__Records__.
** start **

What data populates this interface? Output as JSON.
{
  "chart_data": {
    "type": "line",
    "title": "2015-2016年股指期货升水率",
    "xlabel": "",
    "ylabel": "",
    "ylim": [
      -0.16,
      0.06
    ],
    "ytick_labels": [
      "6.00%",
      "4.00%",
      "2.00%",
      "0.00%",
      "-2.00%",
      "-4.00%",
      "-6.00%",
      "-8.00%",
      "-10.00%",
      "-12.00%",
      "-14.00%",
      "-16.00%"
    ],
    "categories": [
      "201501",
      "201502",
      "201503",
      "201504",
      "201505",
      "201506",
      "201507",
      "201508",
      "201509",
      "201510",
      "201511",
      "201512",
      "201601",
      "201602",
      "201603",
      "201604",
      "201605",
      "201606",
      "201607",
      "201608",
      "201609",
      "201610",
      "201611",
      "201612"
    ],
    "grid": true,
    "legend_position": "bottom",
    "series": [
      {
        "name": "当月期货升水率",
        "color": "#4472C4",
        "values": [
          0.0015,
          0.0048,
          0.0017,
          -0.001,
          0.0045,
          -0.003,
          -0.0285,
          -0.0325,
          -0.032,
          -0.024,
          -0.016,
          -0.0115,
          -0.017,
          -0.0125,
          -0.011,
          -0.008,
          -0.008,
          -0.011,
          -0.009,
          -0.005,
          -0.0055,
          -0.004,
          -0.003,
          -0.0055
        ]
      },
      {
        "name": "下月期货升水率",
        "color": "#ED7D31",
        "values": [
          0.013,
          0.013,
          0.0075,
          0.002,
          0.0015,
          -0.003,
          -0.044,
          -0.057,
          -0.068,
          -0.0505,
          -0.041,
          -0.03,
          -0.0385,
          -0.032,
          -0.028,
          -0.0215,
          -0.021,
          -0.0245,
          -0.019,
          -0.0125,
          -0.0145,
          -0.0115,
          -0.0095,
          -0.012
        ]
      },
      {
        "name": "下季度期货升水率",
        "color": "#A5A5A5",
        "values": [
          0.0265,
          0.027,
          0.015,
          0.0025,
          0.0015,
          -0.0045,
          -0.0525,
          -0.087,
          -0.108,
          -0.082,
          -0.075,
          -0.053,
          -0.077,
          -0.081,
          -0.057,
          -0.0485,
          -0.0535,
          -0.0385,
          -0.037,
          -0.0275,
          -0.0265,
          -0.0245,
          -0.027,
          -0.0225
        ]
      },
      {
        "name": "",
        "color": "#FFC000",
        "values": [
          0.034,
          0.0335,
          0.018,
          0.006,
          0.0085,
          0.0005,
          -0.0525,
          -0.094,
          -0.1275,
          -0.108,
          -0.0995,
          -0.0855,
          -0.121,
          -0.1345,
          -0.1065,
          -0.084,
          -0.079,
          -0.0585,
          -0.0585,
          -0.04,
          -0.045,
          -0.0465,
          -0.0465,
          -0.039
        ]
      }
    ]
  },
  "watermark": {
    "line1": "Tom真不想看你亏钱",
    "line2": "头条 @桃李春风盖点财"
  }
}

** end **

__Goal__. Repeat every record exactly as written, please.

__Problem solution__.
What data populates this interface? Output as JSON.
{
  "chart_data": {
    "type": "line",
    "title": "2015-2016年股指期货升水率",
    "xlabel": "",
    "ylabel": "",
    "ylim": [
      -0.16,
      0.06
    ],
    "ytick_labels": [
      "6.00%",
      "4.00%",
      "2.00%",
      "0.00%",
      "-2.00%",
      "-4.00%",
      "-6.00%",
      "-8.00%",
      "-10.00%",
      "-12.00%",
      "-14.00%",
      "-16.00%"
    ],
    "categories": [
      "201501",
      "201502",
      "201503",
      "201504",
      "201505",
      "201506",
      "201507",
      "201508",
      "201509",
      "201510",
      "201511",
      "201512",
      "201601",
      "201602",
      "201603",
      "201604",
      "201605",
      "201606",
      "201607",
      "201608",
      "201609",
      "201610",
      "201611",
      "201612"
    ],
    "grid": true,
    "legend_position": "bottom",
    "series": [
      {
        "name": "当月期货升水率",
        "color": "#4472C4",
        "values": [
          0.0015,
          0.0048,
          0.0017,
          -0.001,
          0.0045,
          -0.003,
          -0.0285,
          -0.0325,
          -0.032,
          -0.024,
          -0.016,
          -0.0115,
          -0.017,
          -0.0125,
          -0.011,
          -0.008,
          -0.008,
          -0.011,
          -0.009,
          -0.005,
          -0.0055,
          -0.004,
          -0.003,
          -0.0055
        ]
      },
      {
        "name": "下月期货升水率",
        "color": "#ED7D31",
        "values": [
          0.013,
          0.013,
          0.0075,
          0.002,
          0.0015,
          -0.003,
          -0.044,
          -0.057,
          -0.068,
          -0.0505,
          -0.041,
          -0.03,
          -0.0385,
          -0.032,
          -0.028,
          -0.0215,
          -0.021,
          -0.0245,
          -0.019,
          -0.0125,
          -0.0145,
          -0.0115,
          -0.0095,
          -0.012
        ]
      },
      {
        "name": "下季度期货升水率",
        "color": "#A5A5A5",
        "values": [
          0.0265,
          0.027,
          0.015,
          0.0025,
          0.0015,
          -0.0045,
          -0.0525,
          -0.087,
          -0.108,
          -0.082,
          -0.075,
          -0.053,
          -0.077,
          -0.081,
          -0.057,
          -0.0485,
          -0.0535,
          -0.0385,
          -0.037,
          -0.0275,
          -0.0265,
          -0.0245,
          -0.027,
          -0.0225
        ]
      },
      {
        "name": "",
        "color": "#FFC000",
        "values": [
          0.034,
          0.0335,
          0.018,
          0.006,
          0.0085,
          0.0005,
          -0.0525,
          -0.094,
          -0.1275,
          -0.108,
          -0.0995,
          -0.0855,
          -0.121,
          -0.1345,
          -0.1065,
          -0.084,
          -0.079,
          -0.0585,
          -0.0585,
          -0.04,
          -0.045,
          -0.0465,
          -0.0465,
          -0.039
        ]
      }
    ]
  },
  "watermark": {
    "line1": "Tom真不想看你亏钱",
    "line2": "头条 @桃李春风盖点财"
  }
}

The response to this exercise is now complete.